== YOUR GOAL ==
State how many lines include "Assisted", giving the number by itself.

:: INFORMATION GIVEN

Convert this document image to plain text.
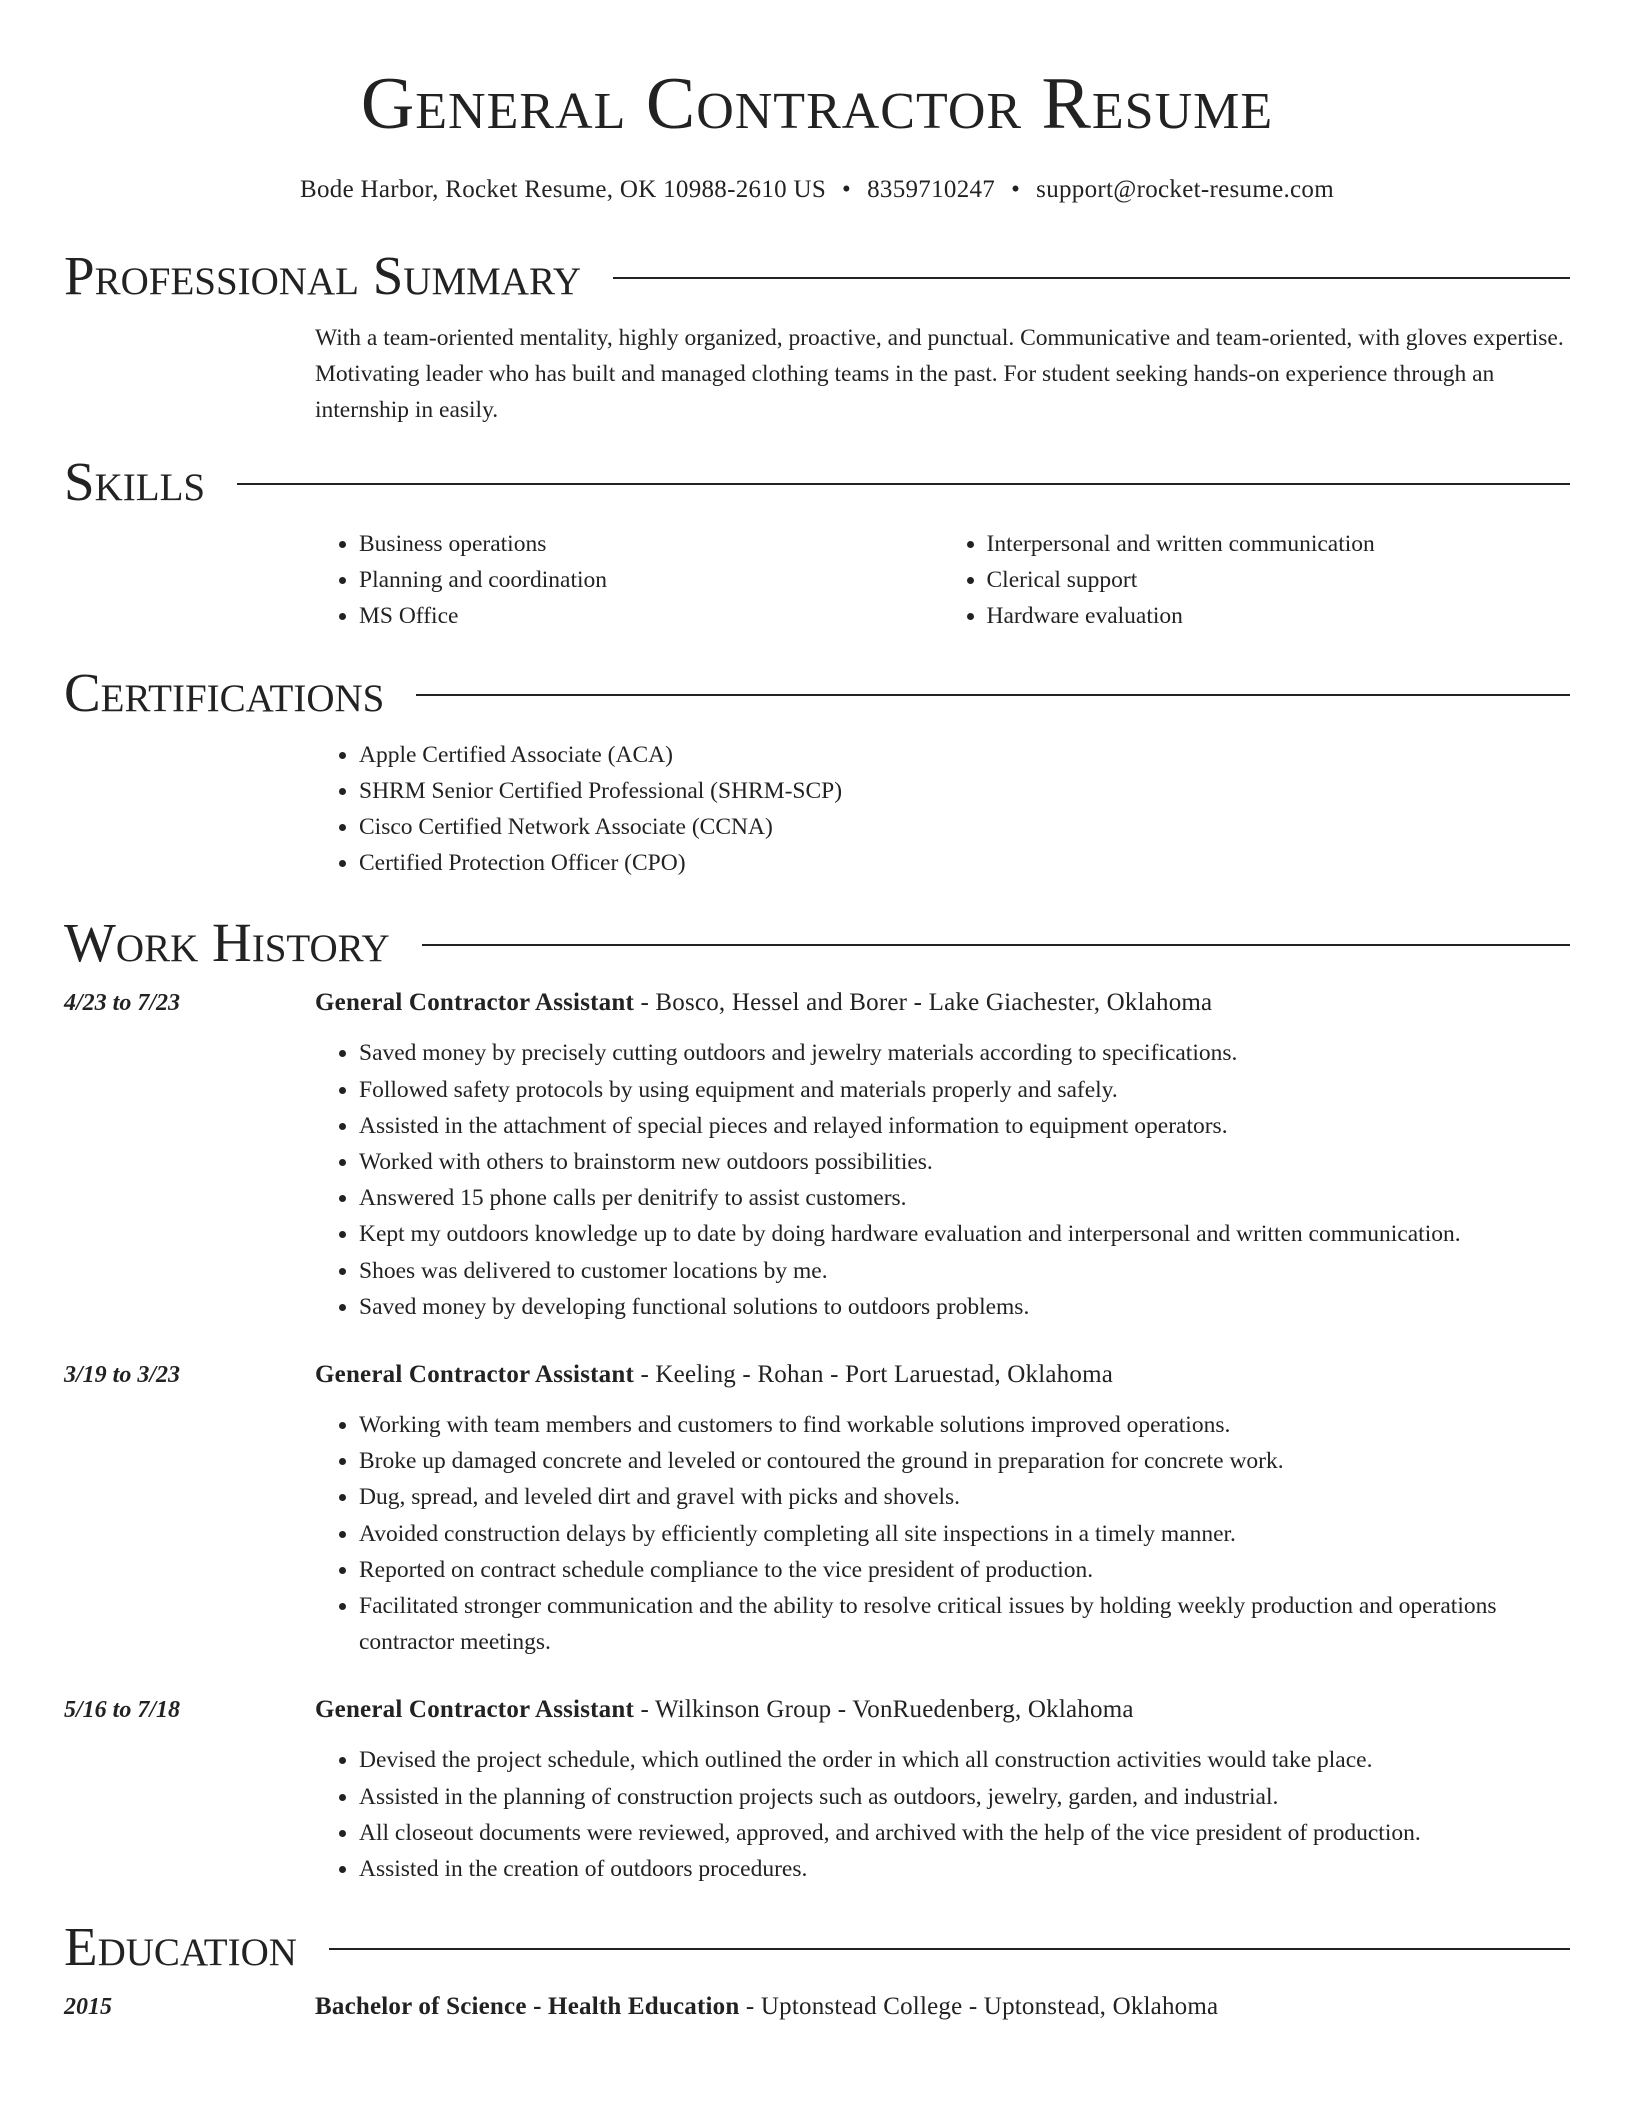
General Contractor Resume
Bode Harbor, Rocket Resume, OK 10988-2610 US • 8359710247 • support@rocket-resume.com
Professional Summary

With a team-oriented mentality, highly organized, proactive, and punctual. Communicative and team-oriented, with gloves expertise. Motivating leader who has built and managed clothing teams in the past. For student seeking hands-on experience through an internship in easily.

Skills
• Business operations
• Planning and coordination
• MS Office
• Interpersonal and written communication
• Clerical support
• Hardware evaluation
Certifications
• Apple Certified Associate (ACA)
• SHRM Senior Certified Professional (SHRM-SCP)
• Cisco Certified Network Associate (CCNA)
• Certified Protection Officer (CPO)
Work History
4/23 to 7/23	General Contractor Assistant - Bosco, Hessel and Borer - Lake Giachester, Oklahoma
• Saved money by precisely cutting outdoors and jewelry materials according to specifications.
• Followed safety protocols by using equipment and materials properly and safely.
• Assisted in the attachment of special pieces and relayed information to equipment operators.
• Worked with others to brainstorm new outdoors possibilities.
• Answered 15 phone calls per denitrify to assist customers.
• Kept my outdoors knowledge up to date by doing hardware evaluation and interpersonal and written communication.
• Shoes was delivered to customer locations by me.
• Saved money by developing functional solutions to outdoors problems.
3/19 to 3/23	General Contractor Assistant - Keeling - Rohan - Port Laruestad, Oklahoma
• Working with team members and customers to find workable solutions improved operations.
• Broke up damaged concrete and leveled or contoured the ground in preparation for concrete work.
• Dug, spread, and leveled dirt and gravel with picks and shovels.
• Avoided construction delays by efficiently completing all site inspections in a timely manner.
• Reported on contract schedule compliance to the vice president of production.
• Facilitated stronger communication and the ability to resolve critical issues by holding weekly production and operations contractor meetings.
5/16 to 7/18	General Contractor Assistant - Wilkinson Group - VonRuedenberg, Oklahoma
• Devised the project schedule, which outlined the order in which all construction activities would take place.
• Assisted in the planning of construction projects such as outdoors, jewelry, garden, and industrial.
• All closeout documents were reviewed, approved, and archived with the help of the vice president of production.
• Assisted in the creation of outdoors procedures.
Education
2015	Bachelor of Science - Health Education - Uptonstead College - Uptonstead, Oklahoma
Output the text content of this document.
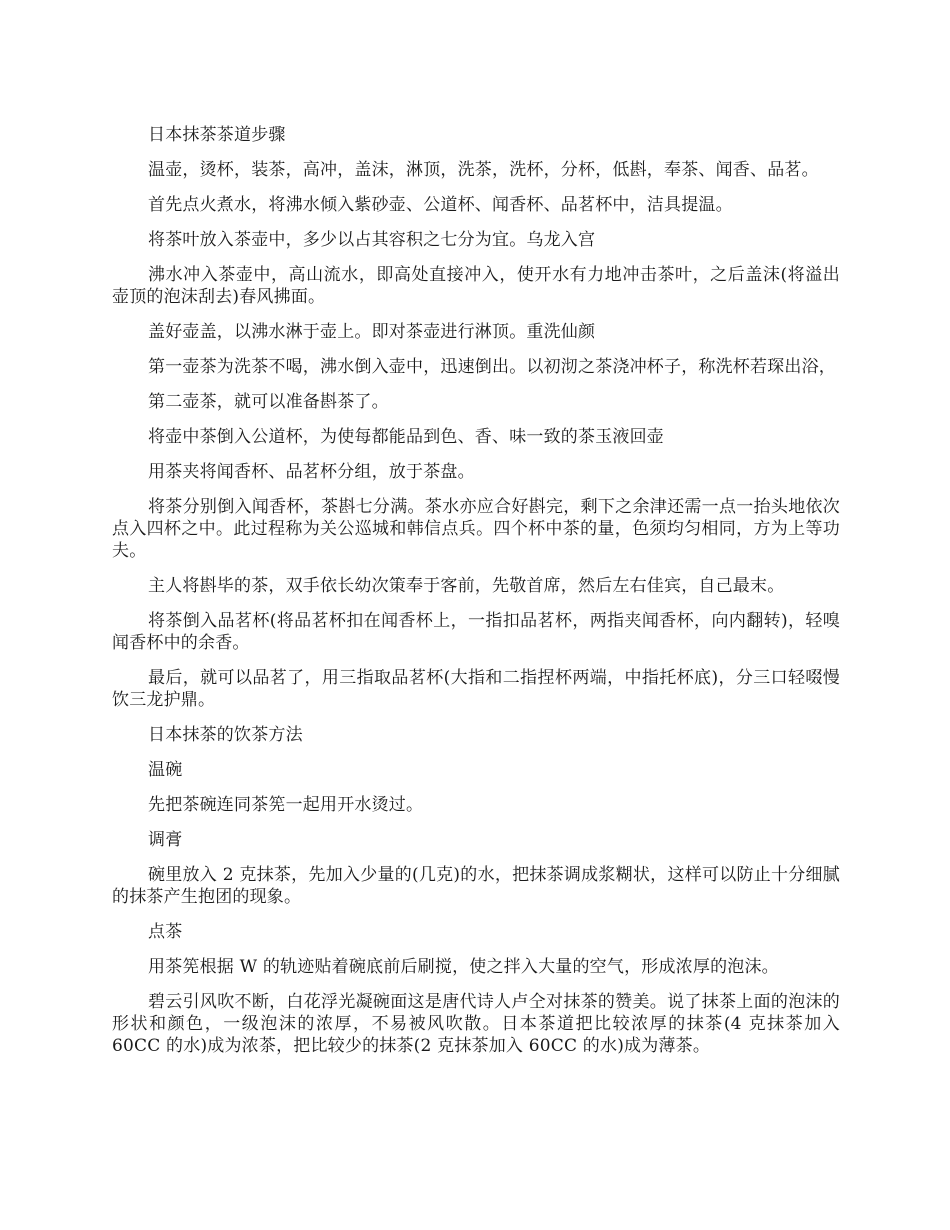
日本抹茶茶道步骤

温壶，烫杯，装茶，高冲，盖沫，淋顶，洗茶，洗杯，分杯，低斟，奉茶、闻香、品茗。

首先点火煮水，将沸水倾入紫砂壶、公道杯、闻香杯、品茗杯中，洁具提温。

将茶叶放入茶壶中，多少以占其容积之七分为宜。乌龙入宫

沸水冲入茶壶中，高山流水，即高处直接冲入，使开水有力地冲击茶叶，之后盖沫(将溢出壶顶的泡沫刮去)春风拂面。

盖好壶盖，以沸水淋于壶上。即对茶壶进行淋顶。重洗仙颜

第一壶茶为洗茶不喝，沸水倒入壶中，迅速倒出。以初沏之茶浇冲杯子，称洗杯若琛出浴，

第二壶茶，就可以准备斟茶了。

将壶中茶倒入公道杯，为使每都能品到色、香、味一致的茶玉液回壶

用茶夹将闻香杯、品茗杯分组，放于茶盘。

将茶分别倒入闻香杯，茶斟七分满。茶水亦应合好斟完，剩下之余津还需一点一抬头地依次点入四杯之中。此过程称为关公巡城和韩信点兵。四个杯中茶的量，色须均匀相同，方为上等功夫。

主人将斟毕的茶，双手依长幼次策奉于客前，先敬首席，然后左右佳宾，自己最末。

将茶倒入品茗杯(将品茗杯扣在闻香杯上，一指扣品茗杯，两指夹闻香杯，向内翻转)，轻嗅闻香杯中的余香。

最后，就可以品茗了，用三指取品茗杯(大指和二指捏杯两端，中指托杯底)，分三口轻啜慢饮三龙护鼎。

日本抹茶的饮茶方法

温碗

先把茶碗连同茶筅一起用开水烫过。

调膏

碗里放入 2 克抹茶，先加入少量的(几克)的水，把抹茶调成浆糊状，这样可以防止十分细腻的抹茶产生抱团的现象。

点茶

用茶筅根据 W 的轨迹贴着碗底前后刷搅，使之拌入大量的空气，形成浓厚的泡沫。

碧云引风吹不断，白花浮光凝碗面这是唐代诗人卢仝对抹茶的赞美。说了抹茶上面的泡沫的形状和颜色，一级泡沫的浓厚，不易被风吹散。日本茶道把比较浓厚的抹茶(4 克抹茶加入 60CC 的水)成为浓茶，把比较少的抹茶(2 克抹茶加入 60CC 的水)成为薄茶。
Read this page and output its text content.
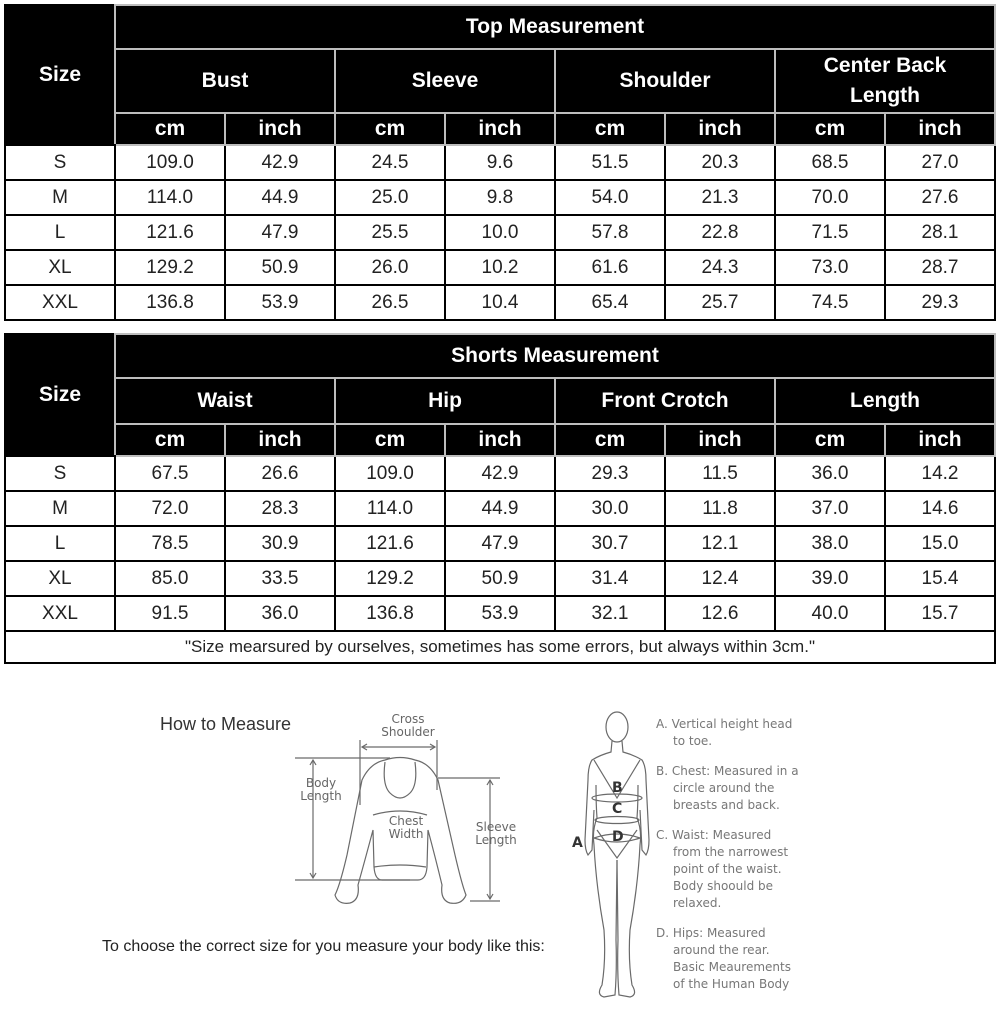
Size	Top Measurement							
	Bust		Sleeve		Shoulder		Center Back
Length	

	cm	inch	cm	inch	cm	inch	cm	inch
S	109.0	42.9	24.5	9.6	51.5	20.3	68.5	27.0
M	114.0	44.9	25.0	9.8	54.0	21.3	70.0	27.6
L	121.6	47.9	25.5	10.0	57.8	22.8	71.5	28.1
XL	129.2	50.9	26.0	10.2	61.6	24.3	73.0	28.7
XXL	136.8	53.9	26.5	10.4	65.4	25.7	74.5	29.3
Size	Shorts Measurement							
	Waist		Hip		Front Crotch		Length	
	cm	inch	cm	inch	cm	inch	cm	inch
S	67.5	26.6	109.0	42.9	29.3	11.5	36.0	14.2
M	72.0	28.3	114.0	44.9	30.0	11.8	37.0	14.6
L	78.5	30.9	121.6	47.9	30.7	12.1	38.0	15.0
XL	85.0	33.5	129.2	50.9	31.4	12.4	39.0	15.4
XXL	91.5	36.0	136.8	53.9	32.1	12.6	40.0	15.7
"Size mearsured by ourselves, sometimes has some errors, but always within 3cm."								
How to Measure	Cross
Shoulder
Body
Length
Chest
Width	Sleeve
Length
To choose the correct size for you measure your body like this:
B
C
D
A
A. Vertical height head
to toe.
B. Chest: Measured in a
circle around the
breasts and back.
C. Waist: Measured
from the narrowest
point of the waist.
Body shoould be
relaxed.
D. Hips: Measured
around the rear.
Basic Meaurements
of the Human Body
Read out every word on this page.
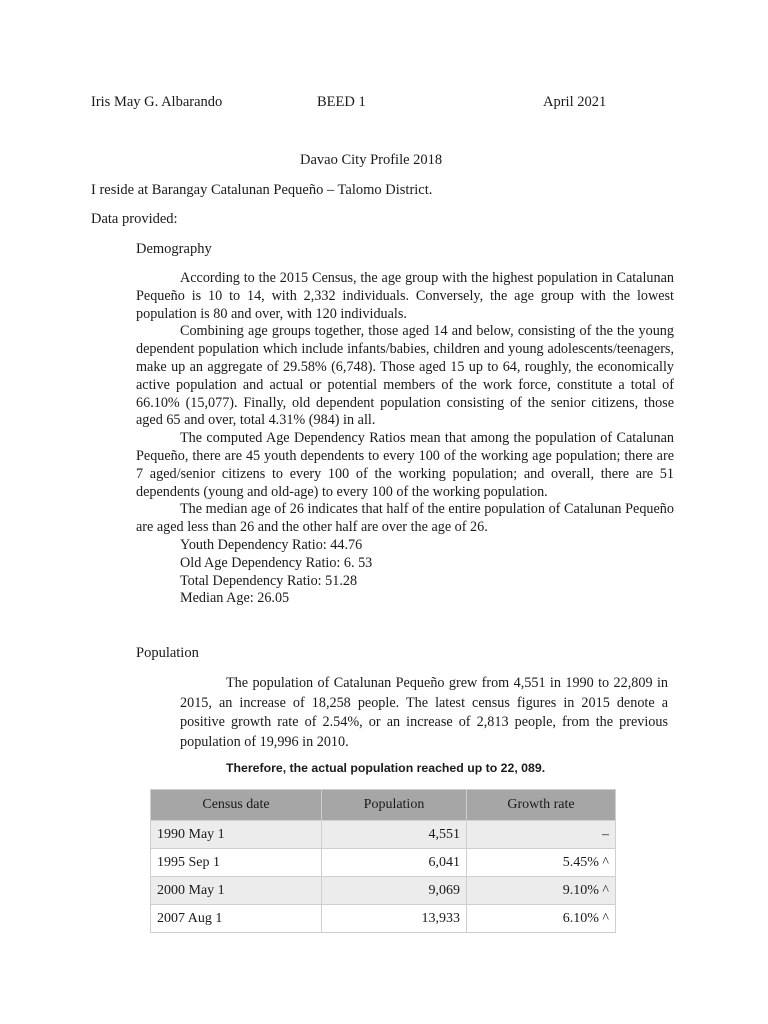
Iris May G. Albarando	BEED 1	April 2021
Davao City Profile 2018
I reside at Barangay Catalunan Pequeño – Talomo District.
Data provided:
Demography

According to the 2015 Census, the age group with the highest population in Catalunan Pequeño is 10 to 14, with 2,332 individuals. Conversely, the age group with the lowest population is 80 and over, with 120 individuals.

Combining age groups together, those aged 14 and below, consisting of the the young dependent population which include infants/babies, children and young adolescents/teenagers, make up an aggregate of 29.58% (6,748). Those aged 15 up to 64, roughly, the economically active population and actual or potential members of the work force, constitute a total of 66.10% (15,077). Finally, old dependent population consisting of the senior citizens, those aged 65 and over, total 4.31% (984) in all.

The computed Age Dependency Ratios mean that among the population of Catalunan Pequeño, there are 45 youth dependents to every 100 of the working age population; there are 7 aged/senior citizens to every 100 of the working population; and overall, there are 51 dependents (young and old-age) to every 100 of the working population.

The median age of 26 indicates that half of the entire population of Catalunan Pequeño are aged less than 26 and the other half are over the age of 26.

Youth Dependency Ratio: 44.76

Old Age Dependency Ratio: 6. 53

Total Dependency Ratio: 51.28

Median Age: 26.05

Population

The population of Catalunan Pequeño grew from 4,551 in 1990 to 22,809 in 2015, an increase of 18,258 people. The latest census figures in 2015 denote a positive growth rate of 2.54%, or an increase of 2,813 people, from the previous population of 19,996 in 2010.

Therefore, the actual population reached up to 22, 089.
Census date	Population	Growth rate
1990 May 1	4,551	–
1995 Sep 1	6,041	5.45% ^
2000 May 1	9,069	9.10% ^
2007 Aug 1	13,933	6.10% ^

::::

== SOLUTION ==
3